Short problem
Return every line of the data below that includes the string "title".

--------------------

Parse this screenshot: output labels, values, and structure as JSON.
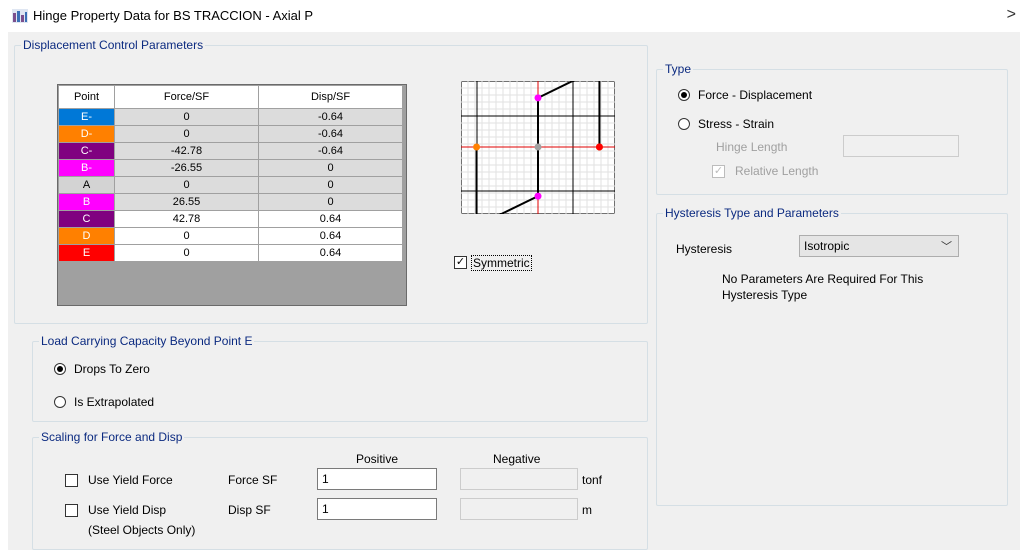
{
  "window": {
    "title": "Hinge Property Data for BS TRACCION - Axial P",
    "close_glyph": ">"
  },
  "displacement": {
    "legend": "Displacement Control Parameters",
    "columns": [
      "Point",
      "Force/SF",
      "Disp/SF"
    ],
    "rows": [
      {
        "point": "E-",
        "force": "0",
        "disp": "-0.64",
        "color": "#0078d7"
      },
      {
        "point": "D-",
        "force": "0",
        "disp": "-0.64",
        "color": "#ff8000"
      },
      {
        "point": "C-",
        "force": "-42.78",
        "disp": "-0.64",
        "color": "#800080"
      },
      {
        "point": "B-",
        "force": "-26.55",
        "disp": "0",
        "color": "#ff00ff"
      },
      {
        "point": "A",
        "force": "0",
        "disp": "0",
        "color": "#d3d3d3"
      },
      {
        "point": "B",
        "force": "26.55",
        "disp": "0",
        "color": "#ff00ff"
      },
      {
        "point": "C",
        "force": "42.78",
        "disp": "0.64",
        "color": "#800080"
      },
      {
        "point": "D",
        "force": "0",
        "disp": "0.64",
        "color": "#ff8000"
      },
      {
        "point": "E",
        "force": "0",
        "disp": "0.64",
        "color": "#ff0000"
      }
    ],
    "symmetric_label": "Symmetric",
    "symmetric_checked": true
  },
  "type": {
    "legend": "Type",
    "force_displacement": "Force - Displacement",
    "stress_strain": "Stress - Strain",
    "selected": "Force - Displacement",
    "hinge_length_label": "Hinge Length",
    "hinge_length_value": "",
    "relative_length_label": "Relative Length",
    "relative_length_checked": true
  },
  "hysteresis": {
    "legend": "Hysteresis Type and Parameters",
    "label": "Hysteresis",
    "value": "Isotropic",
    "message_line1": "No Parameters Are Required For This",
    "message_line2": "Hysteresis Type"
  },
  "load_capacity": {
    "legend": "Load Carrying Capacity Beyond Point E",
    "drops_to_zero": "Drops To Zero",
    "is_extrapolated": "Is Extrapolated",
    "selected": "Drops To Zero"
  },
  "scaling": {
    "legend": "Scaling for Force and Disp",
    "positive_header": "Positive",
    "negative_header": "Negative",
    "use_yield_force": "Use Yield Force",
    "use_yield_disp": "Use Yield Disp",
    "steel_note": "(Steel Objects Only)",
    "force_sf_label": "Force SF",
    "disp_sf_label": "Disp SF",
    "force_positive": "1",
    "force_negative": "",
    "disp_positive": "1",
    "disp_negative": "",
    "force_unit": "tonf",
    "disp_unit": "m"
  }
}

--------------------

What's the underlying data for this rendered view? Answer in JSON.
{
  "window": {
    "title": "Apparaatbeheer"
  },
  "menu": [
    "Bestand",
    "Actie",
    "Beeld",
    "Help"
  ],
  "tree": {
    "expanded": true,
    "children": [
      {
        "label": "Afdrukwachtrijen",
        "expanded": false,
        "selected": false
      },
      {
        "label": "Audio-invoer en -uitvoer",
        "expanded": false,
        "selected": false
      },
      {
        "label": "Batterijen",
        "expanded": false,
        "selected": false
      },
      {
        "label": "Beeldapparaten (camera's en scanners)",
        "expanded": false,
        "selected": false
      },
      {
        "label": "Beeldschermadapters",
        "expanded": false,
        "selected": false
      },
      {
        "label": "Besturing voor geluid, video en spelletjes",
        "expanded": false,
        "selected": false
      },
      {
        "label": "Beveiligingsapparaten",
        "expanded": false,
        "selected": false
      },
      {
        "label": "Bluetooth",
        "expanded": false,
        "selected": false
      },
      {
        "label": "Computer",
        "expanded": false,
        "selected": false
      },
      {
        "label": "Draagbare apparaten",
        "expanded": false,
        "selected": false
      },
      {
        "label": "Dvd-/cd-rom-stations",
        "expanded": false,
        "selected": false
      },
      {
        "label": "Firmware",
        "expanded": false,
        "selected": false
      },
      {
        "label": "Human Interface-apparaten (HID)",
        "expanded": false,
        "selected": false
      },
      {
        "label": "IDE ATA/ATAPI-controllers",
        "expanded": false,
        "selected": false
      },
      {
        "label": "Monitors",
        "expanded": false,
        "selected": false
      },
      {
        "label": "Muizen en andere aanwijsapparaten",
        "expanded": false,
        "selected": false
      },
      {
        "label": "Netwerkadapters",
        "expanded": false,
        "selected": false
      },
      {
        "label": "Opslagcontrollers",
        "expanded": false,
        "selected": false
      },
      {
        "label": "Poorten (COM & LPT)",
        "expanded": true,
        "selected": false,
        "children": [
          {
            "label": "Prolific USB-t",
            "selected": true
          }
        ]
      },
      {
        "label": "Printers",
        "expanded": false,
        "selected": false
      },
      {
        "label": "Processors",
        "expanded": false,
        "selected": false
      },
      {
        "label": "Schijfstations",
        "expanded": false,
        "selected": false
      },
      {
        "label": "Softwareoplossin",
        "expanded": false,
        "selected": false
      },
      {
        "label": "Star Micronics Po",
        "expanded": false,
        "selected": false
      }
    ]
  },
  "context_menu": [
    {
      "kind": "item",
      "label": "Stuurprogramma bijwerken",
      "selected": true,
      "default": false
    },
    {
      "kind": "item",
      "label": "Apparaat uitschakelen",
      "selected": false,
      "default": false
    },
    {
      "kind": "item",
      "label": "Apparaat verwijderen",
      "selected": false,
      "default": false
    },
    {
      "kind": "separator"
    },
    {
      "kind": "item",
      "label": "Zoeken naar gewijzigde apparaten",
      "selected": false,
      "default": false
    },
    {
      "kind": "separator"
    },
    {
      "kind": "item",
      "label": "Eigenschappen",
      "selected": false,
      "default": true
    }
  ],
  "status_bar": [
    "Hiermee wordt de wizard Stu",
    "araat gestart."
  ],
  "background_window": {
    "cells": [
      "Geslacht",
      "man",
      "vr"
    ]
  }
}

--------------------

Right answer
    "title": "Hinge Property Data for BS TRACCION - Axial P",
    "title": "Apparaatbeheer"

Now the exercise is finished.